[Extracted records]
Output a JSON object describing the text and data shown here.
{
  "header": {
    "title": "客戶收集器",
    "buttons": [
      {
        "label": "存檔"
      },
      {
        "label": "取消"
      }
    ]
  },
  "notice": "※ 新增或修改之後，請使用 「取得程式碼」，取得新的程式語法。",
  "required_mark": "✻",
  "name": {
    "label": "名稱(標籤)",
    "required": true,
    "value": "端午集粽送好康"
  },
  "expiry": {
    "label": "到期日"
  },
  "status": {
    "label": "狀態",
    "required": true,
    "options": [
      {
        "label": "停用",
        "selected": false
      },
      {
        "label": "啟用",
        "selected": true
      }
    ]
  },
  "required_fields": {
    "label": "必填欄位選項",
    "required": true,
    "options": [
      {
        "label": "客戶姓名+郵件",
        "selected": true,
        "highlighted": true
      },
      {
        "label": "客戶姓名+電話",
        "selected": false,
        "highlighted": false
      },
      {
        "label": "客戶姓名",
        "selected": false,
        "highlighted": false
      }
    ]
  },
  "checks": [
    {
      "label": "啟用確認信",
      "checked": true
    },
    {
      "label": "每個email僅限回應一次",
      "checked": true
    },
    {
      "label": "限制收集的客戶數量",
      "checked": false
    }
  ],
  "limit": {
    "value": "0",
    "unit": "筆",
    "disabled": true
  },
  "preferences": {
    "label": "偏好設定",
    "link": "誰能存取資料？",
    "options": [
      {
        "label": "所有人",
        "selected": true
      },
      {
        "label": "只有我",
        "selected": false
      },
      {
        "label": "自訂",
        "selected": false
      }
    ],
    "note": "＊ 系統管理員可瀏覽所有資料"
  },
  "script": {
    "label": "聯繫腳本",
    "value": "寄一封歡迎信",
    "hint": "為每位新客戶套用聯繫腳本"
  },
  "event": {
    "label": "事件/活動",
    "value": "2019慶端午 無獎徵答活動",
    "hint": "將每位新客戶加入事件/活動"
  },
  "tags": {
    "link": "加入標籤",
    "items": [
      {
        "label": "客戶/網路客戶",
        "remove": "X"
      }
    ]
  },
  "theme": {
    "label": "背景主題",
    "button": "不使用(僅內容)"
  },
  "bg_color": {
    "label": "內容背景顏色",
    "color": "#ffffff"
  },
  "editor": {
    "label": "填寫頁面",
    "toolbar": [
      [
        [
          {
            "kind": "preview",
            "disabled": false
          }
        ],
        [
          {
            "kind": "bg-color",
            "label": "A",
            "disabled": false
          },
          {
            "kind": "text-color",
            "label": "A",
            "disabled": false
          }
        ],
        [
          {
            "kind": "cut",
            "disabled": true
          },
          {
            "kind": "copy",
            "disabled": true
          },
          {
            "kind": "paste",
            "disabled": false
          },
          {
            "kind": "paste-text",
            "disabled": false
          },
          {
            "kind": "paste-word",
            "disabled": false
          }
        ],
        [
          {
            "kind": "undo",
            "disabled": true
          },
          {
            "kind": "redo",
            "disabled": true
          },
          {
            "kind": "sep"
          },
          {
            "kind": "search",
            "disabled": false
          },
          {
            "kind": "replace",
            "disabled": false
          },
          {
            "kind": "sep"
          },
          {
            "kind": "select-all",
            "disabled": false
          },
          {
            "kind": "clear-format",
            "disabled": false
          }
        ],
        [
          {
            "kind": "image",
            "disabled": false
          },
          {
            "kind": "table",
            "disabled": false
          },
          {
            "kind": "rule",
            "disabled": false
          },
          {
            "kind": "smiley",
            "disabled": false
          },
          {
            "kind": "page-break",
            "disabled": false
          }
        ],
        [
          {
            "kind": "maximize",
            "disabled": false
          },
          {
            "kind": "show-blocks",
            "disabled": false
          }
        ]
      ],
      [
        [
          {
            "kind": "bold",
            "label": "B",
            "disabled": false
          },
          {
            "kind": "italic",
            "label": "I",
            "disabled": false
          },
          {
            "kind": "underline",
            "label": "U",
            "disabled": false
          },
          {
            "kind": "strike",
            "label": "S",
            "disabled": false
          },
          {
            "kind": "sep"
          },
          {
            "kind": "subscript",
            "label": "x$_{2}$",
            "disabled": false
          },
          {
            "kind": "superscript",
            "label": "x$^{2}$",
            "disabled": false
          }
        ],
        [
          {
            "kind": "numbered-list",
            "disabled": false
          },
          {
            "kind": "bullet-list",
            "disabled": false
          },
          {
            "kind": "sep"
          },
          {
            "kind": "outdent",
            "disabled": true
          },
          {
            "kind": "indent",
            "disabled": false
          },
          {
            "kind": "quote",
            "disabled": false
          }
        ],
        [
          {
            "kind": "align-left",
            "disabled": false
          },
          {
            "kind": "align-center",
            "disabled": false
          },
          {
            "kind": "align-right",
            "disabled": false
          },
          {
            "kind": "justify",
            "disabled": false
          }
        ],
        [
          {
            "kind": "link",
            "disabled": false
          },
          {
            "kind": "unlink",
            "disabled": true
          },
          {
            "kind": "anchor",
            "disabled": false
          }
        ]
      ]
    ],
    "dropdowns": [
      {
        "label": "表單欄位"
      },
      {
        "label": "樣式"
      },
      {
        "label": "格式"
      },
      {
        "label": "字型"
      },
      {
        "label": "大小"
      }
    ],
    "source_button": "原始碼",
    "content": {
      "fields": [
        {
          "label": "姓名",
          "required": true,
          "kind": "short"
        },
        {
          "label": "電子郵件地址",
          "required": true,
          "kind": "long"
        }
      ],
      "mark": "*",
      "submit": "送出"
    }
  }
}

**Exercise:** Transcribe the whole listing with nothing added or left out.

**Written reply:**
Output a JSON object describing the text and data shown here.
{
  "header": {
    "title": "客戶收集器",
    "buttons": [
      {
        "label": "存檔"
      },
      {
        "label": "取消"
      }
    ]
  },
  "notice": "※ 新增或修改之後，請使用 「取得程式碼」，取得新的程式語法。",
  "required_mark": "✻",
  "name": {
    "label": "名稱(標籤)",
    "required": true,
    "value": "端午集粽送好康"
  },
  "expiry": {
    "label": "到期日"
  },
  "status": {
    "label": "狀態",
    "required": true,
    "options": [
      {
        "label": "停用",
        "selected": false
      },
      {
        "label": "啟用",
        "selected": true
      }
    ]
  },
  "required_fields": {
    "label": "必填欄位選項",
    "required": true,
    "options": [
      {
        "label": "客戶姓名+郵件",
        "selected": true,
        "highlighted": true
      },
      {
        "label": "客戶姓名+電話",
        "selected": false,
        "highlighted": false
      },
      {
        "label": "客戶姓名",
        "selected": false,
        "highlighted": false
      }
    ]
  },
  "checks": [
    {
      "label": "啟用確認信",
      "checked": true
    },
    {
      "label": "每個email僅限回應一次",
      "checked": true
    },
    {
      "label": "限制收集的客戶數量",
      "checked": false
    }
  ],
  "limit": {
    "value": "0",
    "unit": "筆",
    "disabled": true
  },
  "preferences": {
    "label": "偏好設定",
    "link": "誰能存取資料？",
    "options": [
      {
        "label": "所有人",
        "selected": true
      },
      {
        "label": "只有我",
        "selected": false
      },
      {
        "label": "自訂",
        "selected": false
      }
    ],
    "note": "＊ 系統管理員可瀏覽所有資料"
  },
  "script": {
    "label": "聯繫腳本",
    "value": "寄一封歡迎信",
    "hint": "為每位新客戶套用聯繫腳本"
  },
  "event": {
    "label": "事件/活動",
    "value": "2019慶端午 無獎徵答活動",
    "hint": "將每位新客戶加入事件/活動"
  },
  "tags": {
    "link": "加入標籤",
    "items": [
      {
        "label": "客戶/網路客戶",
        "remove": "X"
      }
    ]
  },
  "theme": {
    "label": "背景主題",
    "button": "不使用(僅內容)"
  },
  "bg_color": {
    "label": "內容背景顏色",
    "color": "#ffffff"
  },
  "editor": {
    "label": "填寫頁面",
    "toolbar": [
      [
        [
          {
            "kind": "preview",
            "disabled": false
          }
        ],
        [
          {
            "kind": "bg-color",
            "label": "A",
            "disabled": false
          },
          {
            "kind": "text-color",
            "label": "A",
            "disabled": false
          }
        ],
        [
          {
            "kind": "cut",
            "disabled": true
          },
          {
            "kind": "copy",
            "disabled": true
          },
          {
            "kind": "paste",
            "disabled": false
          },
          {
            "kind": "paste-text",
            "disabled": false
          },
          {
            "kind": "paste-word",
            "disabled": false
          }
        ],
        [
          {
            "kind": "undo",
            "disabled": true
          },
          {
            "kind": "redo",
            "disabled": true
          },
          {
            "kind": "sep"
          },
          {
            "kind": "search",
            "disabled": false
          },
          {
            "kind": "replace",
            "disabled": false
          },
          {
            "kind": "sep"
          },
          {
            "kind": "select-all",
            "disabled": false
          },
          {
            "kind": "clear-format",
            "disabled": false
          }
        ],
        [
          {
            "kind": "image",
            "disabled": false
          },
          {
            "kind": "table",
            "disabled": false
          },
          {
            "kind": "rule",
            "disabled": false
          },
          {
            "kind": "smiley",
            "disabled": false
          },
          {
            "kind": "page-break",
            "disabled": false
          }
        ],
        [
          {
            "kind": "maximize",
            "disabled": false
          },
          {
            "kind": "show-blocks",
            "disabled": false
          }
        ]
      ],
      [
        [
          {
            "kind": "bold",
            "label": "B",
            "disabled": false
          },
          {
            "kind": "italic",
            "label": "I",
            "disabled": false
          },
          {
            "kind": "underline",
            "label": "U",
            "disabled": false
          },
          {
            "kind": "strike",
            "label": "S",
            "disabled": false
          },
          {
            "kind": "sep"
          },
          {
            "kind": "subscript",
            "label": "x$_{2}$",
            "disabled": false
          },
          {
            "kind": "superscript",
            "label": "x$^{2}$",
            "disabled": false
          }
        ],
        [
          {
            "kind": "numbered-list",
            "disabled": false
          },
          {
            "kind": "bullet-list",
            "disabled": false
          },
          {
            "kind": "sep"
          },
          {
            "kind": "outdent",
            "disabled": true
          },
          {
            "kind": "indent",
            "disabled": false
          },
          {
            "kind": "quote",
            "disabled": false
          }
        ],
        [
          {
            "kind": "align-left",
            "disabled": false
          },
          {
            "kind": "align-center",
            "disabled": false
          },
          {
            "kind": "align-right",
            "disabled": false
          },
          {
            "kind": "justify",
            "disabled": false
          }
        ],
        [
          {
            "kind": "link",
            "disabled": false
          },
          {
            "kind": "unlink",
            "disabled": true
          },
          {
            "kind": "anchor",
            "disabled": false
          }
        ]
      ]
    ],
    "dropdowns": [
      {
        "label": "表單欄位"
      },
      {
        "label": "樣式"
      },
      {
        "label": "格式"
      },
      {
        "label": "字型"
      },
      {
        "label": "大小"
      }
    ],
    "source_button": "原始碼",
    "content": {
      "fields": [
        {
          "label": "姓名",
          "required": true,
          "kind": "short"
        },
        {
          "label": "電子郵件地址",
          "required": true,
          "kind": "long"
        }
      ],
      "mark": "*",
      "submit": "送出"
    }
  }
}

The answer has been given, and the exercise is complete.